[Items from an interface collection]
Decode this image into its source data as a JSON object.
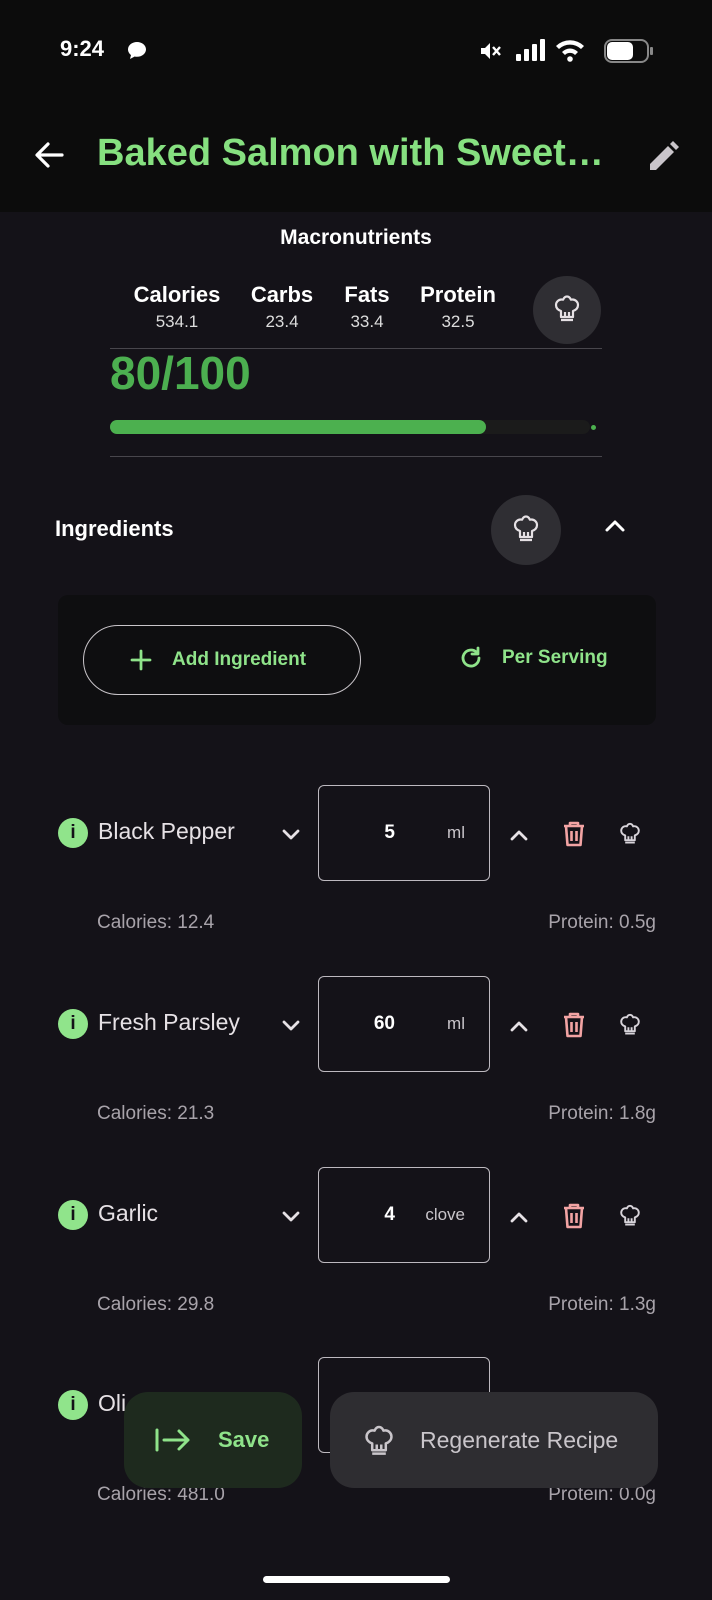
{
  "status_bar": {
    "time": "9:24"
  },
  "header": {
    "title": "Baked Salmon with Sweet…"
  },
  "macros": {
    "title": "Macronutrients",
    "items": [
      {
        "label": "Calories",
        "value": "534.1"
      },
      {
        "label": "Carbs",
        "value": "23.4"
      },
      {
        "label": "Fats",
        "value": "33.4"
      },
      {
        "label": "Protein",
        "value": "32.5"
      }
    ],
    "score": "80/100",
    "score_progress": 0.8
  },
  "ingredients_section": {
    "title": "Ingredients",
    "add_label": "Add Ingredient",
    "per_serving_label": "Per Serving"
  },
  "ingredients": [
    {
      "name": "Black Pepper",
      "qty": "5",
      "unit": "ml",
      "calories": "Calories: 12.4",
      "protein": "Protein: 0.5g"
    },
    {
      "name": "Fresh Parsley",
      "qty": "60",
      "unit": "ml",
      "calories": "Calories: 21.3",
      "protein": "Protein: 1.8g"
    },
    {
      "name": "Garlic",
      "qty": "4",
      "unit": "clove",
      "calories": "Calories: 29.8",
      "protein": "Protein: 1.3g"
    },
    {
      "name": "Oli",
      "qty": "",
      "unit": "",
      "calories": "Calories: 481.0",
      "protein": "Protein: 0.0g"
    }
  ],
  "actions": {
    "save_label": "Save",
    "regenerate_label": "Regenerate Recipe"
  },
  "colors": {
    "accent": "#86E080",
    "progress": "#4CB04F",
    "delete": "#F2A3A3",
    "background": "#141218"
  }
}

HOW TO COMPLETE THIS TASK.
Extract all lines of the records above that include "name".

ANSWER TO THIS EXERCISE.
      "name": "Black Pepper",
      "name": "Fresh Parsley",
      "name": "Garlic",
      "name": "Oli",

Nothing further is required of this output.